**Aim of the exercise**: Scan the material that follows. Copy every line containing the word "SERGE".

· · · · · · ·

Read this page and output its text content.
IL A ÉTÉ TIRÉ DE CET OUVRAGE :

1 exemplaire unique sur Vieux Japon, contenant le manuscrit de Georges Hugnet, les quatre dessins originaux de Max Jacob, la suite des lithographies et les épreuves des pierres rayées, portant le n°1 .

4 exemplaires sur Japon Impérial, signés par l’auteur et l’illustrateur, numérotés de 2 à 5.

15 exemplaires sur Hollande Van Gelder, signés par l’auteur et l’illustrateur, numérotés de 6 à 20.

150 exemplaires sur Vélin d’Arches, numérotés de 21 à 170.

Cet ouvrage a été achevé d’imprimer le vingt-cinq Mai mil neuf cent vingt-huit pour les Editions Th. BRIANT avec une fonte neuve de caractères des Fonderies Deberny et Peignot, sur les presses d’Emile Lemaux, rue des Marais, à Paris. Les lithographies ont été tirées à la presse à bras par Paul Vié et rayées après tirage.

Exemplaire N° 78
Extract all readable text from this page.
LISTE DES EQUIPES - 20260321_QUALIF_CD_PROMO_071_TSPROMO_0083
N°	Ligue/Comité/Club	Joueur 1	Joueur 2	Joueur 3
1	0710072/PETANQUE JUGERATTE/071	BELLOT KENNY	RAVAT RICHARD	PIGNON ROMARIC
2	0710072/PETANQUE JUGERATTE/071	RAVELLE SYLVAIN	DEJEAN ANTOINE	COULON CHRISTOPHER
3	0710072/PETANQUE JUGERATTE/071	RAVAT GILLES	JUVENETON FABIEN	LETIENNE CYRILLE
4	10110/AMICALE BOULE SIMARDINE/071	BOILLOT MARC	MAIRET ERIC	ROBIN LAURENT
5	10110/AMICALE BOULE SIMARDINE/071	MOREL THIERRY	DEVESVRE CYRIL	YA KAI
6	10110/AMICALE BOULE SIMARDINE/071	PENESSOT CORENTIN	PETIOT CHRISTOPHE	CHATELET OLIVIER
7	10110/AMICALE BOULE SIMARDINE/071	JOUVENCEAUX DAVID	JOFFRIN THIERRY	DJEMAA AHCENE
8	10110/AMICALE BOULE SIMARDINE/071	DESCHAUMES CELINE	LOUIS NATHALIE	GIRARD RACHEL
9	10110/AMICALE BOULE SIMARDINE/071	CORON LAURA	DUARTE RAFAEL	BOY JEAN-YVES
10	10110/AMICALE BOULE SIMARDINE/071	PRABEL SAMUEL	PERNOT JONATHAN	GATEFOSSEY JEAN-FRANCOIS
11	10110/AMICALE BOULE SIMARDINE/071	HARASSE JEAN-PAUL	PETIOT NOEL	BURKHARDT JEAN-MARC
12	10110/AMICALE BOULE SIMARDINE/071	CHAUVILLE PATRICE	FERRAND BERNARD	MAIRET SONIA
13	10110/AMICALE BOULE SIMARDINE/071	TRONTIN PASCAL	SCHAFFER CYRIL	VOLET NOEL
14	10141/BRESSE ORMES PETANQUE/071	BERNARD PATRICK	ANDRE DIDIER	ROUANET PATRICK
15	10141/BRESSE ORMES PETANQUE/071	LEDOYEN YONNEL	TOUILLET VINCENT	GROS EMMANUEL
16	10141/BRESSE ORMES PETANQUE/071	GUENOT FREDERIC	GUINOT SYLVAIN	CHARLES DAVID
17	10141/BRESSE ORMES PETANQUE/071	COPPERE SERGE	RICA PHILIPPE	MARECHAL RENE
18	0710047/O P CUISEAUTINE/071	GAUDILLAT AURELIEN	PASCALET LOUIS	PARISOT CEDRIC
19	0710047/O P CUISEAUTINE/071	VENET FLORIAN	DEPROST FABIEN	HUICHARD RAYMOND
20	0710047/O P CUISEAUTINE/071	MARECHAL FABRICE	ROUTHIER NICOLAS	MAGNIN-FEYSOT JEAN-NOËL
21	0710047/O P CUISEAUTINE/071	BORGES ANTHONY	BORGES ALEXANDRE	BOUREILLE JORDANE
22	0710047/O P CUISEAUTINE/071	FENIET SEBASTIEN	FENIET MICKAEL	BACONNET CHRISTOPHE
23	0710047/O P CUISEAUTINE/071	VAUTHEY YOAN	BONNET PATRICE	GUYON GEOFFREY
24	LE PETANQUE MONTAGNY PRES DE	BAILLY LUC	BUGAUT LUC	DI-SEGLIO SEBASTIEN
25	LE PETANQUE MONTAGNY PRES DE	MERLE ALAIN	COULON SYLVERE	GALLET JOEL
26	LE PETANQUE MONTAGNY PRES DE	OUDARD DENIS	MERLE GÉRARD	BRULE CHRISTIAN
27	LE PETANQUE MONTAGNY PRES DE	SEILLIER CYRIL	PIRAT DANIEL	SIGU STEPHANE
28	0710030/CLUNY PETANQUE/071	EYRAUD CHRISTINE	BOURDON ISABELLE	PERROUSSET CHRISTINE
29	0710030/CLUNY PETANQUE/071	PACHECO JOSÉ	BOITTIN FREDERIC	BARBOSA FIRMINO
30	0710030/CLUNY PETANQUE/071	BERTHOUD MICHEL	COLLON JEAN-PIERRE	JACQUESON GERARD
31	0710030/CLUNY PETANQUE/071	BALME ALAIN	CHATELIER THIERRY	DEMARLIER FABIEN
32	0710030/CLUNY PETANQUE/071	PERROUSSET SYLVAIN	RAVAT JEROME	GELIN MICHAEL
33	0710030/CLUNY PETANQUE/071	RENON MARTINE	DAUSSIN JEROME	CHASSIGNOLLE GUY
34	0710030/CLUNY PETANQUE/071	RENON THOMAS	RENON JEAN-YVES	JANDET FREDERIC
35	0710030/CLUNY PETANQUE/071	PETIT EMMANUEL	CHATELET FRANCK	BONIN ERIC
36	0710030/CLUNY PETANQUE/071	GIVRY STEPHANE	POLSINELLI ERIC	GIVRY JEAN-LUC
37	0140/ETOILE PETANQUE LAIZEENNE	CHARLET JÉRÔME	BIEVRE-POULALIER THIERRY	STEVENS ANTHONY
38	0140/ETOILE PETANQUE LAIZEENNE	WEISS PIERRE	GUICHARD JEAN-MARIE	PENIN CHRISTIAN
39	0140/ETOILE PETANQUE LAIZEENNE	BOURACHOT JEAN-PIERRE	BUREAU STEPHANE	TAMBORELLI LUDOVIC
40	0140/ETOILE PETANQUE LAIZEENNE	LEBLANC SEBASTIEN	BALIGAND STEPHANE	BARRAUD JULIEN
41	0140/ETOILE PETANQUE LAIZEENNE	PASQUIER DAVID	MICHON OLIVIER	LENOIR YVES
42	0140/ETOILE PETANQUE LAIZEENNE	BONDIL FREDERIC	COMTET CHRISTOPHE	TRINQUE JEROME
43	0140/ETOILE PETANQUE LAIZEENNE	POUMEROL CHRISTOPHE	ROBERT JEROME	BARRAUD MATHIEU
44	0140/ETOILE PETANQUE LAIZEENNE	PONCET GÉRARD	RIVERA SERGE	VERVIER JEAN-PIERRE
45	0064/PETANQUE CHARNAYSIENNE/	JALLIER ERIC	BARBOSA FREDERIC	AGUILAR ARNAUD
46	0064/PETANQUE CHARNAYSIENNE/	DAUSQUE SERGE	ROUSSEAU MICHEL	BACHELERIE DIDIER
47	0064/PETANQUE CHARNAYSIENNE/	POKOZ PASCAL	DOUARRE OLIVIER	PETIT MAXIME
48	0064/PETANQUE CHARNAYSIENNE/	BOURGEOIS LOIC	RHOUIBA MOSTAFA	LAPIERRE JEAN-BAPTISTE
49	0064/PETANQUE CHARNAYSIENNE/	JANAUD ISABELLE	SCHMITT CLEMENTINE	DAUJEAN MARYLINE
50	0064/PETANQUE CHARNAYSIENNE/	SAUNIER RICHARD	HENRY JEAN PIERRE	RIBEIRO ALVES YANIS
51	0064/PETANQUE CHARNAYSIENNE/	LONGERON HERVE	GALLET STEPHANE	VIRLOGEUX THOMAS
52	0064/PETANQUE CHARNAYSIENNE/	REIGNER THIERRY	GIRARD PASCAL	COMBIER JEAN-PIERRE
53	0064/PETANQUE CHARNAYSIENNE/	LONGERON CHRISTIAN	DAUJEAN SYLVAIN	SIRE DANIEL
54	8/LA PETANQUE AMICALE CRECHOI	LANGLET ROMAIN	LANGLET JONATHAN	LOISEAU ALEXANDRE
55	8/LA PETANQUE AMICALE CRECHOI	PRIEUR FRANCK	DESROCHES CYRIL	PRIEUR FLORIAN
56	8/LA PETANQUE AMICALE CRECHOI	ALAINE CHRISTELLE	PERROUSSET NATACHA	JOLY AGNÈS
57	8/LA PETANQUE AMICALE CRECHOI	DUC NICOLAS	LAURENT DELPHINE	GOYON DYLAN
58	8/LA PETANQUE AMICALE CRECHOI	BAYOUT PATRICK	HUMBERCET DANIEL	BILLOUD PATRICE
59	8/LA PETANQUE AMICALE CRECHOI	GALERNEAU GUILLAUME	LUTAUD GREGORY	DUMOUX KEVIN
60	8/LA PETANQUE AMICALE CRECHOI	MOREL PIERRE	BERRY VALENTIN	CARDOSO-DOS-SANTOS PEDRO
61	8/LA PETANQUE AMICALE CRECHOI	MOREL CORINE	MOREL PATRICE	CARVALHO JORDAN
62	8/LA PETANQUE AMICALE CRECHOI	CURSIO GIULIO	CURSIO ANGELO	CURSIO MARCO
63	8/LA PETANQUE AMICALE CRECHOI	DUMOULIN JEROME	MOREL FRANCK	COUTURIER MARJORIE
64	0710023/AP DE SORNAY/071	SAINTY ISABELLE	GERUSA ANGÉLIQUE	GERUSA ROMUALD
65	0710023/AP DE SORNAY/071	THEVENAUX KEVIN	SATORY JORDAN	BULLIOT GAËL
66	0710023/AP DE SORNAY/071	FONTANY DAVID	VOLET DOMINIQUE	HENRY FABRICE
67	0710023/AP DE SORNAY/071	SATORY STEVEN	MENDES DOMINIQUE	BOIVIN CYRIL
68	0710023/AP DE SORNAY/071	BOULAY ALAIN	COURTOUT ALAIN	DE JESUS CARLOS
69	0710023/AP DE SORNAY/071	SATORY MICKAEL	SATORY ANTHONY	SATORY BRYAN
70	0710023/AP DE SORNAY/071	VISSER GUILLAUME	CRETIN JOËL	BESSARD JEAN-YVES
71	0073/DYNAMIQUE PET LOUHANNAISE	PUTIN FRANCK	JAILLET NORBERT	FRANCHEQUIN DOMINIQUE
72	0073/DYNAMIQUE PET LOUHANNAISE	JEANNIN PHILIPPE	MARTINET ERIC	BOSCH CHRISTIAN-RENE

· · · · · · ·

**Written solution**:
17	10141/BRESSE ORMES PETANQUE/071	COPPERE SERGE	RICA PHILIPPE	MARECHAL RENE
44	0140/ETOILE PETANQUE LAIZEENNE	PONCET GÉRARD	RIVERA SERGE	VERVIER JEAN-PIERRE
46	0064/PETANQUE CHARNAYSIENNE/	DAUSQUE SERGE	ROUSSEAU MICHEL	BACHELERIE DIDIER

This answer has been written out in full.